24La perspective de se retrouver sans solution à la sortie est donc productrice de ce que Paul Watt nomme « displacement anxiety ». Ce terme fait référence à l’anticipation d’une perte d’ancrage dans un lieu (logement et/ou voisinage) [15]. Selon Paul Watt : « Une telle peur du déplacement génère un profond sentiment d’insécurité ontologique dans la mesure où les gens ne savent littéralement pas "quelle est leur place". » [16] (Watt, 2018, p. 74). Ce sentiment de « ne pas avoir de place » est à l’origine d’un stress et d’une angoisse similaire à celle des ménages menacés d’expulsion locative (Desmond, 2016). Comme eux, les jeunes de l’ASE souffrent d’un manque d’ancrage et de sécurité et ont le sentiment que leur vie peut chavirer. Même si aucune procédure juridique n’est mise en œuvre, la fin de prise en charge peut être appréhendée comme une expulsion programmée. Paul Watt souligne la diversité des expulsions et distingue l’« éviction », qui implique une évacuation forcée du domicile, du « déplacement », qui correspond à une mobilité réactive plus ou moins choisie, mais toujours liée à des pressions extérieures au ménage (Watt, 2018). Que les jeunes de l’ASE choisissent ou non de quitter l’institution, tous subissent une pression au départ et, en dernier ressort, ceux qui ne partent pas d’eux-mêmes sont mis littéralement dehors, comme l’illustrent les cas suivants.
3. La sommation au départ
25Quand la fin légale de prise en charge approche, l’institution signifie aux jeunes qu’un compte à rebours est enclenché avant leur mise à la porte [17]. Lucie raconte qu’un éducateur du foyer de jeunes travailleurs a menacé de l’expulser : « Ils m’ont donné un ultimatum. Ils m’ont dit : "Dans deux semaines". Deux semaines, vous vous rendez compte ? J’ai pas d’emploi, rien du tout, je suis dehors. » Par chance, une éducatrice a plaidé sa cause et rappelé la nécessité de respecter le préavis d’un mois. Avec son aide, Lucie a envoyé de multiples CV et trouvé un travail dans une maison de retraite en une semaine. Elle n’a cependant obtenu aucune aide pour chercher un logement et, après avoir dormi trois jours à l’hôtel, a dû trouver elle-même un foyer de jeunes travailleurs dans le 13e arrondissement de Paris, près de son travail, en regardant sur Internet. Elle reste amère de ce manque d’aide à la sortie. Parfois, les délais sont encore plus serrés. Selon Stéphane, la veille de ses 18 ans, on lui a annoncé : « Demain tu as 18 ans, il faut que tu partes [du foyer]. » Il avait vu sa référente ASE quatre mois auparavant et lui avait dit qu’il ne voulait pas poursuivre en contrat jeune majeur. Le jour de ses 18 ans, cette dernière n’a pas pris contact avec lui, ce sont les éducateurs du foyer qui se sont préoccupés de savoir où il comptait aller et l’ont aidé à déménager chez ses parents. D’autre part, l’obtention d’une situation professionnelle assurant des revenus peut être saisie comme prétexte pour interrompre la prise en charge. Dès que Nadjela a trouvé un CDI en tant qu’aide-soignante, elle a été mise dehors :
« Ils attendaient juste que j’aie mon CDI. Ils m’ont dit : "C’est bon, t’as ton CDI, tu dégages pour de bon". Et ils m’ont virée comme une chiotte. […] Et sinon, ils s’en foutaient, ils s’en foutaient de moi. À partir de ce moment, ils se sont dit : "j’ai un CDI, je gagne de l’argent, quoi qu’il arrive on la met dehors." »

··········

#### CONSIGNE A
Donnez les prénoms de tous les jeunes de l'ASE dont l'extrait source relate la situation.

··········

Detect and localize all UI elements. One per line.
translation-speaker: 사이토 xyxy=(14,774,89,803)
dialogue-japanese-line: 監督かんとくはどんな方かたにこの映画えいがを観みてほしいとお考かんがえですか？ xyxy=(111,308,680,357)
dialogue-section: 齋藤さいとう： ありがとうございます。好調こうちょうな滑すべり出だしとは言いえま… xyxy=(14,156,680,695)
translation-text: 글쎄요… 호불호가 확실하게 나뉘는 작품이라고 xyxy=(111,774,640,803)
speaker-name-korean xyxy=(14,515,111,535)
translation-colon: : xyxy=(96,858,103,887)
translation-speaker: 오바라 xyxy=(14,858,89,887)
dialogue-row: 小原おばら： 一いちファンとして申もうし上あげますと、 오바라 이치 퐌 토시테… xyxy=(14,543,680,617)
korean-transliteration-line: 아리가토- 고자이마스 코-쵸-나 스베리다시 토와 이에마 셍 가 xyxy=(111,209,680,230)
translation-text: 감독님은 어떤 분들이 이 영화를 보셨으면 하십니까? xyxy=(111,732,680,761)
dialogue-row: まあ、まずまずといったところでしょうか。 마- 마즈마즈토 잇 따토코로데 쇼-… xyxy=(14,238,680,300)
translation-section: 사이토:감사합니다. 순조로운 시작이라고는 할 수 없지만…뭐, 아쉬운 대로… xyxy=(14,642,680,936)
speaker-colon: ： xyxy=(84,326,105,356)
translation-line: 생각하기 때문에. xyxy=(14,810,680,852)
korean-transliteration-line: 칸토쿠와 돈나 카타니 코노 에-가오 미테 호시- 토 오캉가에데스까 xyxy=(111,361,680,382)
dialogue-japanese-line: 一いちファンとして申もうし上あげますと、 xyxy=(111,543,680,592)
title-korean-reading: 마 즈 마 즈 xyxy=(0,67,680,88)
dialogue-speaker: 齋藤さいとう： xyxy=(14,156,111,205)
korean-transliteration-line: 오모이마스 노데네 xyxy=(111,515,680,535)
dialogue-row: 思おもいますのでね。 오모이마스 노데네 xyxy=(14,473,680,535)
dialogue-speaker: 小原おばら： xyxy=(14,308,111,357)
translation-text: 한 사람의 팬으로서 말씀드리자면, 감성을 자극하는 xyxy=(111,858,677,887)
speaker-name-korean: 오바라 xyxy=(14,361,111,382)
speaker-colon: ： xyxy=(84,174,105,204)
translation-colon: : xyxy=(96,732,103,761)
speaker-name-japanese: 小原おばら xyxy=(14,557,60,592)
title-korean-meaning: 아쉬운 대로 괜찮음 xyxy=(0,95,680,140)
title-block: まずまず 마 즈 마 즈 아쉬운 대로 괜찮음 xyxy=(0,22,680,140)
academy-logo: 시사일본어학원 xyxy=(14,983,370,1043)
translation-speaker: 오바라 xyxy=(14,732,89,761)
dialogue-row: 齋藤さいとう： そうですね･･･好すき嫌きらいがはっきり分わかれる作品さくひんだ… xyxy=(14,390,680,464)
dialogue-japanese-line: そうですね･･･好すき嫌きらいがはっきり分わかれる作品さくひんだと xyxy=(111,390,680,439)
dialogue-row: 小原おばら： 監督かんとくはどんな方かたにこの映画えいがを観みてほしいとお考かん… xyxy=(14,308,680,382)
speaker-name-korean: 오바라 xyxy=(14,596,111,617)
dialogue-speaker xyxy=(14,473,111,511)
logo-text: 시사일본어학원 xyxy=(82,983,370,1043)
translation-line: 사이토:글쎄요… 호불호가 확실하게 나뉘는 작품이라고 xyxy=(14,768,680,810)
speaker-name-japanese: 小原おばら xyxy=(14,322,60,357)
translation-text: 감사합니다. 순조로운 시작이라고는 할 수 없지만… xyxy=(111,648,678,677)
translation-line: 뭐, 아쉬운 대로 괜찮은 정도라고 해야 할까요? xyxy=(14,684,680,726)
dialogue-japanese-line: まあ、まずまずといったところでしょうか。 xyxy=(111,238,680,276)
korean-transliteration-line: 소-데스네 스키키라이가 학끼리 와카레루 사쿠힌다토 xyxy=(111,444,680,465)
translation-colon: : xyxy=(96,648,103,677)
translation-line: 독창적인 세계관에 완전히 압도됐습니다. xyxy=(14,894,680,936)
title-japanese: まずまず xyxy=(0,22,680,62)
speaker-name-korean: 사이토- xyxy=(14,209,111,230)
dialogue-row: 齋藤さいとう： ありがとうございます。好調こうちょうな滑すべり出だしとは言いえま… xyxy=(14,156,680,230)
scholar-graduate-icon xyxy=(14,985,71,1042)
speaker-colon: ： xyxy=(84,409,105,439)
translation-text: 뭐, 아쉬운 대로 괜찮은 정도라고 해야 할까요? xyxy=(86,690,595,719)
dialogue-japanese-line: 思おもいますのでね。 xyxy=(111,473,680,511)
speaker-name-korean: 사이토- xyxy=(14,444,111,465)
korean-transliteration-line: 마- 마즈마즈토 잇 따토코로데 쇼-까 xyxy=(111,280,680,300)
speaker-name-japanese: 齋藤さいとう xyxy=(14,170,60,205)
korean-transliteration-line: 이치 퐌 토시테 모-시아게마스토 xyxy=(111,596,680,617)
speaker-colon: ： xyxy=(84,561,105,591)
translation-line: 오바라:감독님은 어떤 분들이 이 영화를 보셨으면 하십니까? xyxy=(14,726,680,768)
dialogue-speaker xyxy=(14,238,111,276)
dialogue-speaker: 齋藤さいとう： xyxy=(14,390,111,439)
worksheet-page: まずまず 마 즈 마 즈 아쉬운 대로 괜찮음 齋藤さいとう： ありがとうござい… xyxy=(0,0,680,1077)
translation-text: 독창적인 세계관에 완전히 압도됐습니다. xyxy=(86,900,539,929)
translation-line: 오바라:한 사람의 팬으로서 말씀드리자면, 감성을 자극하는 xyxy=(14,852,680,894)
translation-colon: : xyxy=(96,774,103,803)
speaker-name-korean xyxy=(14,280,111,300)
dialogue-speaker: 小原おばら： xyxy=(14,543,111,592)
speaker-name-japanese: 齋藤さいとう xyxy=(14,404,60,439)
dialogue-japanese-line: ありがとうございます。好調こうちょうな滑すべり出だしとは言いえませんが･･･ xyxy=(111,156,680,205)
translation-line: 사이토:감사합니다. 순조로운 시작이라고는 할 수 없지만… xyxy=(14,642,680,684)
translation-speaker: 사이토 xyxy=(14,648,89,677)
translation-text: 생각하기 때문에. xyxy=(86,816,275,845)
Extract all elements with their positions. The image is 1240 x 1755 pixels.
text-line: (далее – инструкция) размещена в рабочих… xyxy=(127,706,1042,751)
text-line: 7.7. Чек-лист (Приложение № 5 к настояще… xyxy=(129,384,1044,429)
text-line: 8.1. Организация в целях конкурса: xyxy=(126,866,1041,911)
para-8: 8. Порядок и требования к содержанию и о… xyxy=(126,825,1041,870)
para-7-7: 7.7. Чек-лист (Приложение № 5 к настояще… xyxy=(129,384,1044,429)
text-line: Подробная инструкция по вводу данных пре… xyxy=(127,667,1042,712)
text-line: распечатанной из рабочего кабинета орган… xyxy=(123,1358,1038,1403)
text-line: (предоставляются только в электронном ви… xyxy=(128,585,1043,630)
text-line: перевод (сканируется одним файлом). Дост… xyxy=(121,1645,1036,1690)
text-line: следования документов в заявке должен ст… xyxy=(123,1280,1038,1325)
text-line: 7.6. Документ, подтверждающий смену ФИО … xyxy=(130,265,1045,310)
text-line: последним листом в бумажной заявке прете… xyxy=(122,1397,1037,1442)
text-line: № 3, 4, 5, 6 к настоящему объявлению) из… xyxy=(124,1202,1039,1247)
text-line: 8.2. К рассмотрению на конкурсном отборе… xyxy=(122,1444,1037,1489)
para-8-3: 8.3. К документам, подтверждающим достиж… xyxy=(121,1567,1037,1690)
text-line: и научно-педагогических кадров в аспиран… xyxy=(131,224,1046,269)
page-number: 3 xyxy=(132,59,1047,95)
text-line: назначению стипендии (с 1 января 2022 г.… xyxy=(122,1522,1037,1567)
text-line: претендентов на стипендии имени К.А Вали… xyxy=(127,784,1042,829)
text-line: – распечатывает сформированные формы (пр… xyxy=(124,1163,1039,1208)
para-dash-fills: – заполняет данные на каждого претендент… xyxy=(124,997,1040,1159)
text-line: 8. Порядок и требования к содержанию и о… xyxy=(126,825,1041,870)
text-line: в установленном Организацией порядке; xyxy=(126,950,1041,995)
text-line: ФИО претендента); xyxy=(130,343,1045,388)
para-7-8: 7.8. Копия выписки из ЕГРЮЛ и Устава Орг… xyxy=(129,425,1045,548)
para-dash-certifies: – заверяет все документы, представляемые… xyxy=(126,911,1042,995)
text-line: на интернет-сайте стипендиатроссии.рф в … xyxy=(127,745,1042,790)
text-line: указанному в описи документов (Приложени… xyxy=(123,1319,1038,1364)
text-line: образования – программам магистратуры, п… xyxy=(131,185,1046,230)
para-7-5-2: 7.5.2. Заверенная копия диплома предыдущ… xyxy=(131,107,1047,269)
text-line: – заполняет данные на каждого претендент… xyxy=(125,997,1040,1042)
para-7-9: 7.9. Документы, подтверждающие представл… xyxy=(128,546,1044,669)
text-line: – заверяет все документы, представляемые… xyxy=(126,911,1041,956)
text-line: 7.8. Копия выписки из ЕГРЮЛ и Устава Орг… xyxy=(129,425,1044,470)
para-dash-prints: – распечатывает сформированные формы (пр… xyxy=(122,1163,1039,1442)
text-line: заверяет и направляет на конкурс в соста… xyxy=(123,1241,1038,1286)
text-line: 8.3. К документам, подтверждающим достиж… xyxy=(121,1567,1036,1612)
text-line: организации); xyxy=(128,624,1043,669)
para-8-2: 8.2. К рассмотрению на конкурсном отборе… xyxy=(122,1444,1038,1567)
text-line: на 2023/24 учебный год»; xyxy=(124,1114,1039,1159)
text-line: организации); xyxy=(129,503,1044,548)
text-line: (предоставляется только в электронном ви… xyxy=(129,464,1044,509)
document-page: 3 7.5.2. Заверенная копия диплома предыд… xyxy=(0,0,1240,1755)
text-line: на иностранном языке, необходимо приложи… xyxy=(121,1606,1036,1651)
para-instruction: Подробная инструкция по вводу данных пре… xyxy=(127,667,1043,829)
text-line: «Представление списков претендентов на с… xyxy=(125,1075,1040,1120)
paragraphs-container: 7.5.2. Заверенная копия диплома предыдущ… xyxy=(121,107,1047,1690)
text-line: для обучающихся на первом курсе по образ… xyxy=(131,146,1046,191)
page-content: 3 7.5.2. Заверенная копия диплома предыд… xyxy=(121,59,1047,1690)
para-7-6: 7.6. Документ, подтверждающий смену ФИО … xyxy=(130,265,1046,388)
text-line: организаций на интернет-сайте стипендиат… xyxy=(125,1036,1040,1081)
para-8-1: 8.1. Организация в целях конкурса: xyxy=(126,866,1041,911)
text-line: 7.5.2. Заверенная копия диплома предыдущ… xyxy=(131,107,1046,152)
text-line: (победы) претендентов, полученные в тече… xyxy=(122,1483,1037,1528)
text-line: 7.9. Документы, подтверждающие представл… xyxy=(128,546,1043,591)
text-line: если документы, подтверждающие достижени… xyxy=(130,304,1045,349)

··········

#### CONSIGNE B
Reproduisez sans modification la partie des relevés ci-dessus qui s'ouvre sur leur première ligne et se clôt sur la ligne contenant « translation-speaker: 오바라 xyxy=(14,858,89,887) ». Ces deux lignes sont incluses.

#### RÉPONSE RÉDIGÉE A
Lucie, Stéphane, Nadjela

#### RÉPONSE RÉDIGÉE B
Detect and localize all UI elements. One per line.
translation-speaker: 사이토 xyxy=(14,774,89,803)
dialogue-japanese-line: 監督かんとくはどんな方かたにこの映画えいがを観みてほしいとお考かんがえですか？ xyxy=(111,308,680,357)
dialogue-section: 齋藤さいとう： ありがとうございます。好調こうちょうな滑すべり出だしとは言いえま… xyxy=(14,156,680,695)
translation-text: 글쎄요… 호불호가 확실하게 나뉘는 작품이라고 xyxy=(111,774,640,803)
speaker-name-korean xyxy=(14,515,111,535)
translation-colon: : xyxy=(96,858,103,887)
translation-speaker: 오바라 xyxy=(14,858,89,887)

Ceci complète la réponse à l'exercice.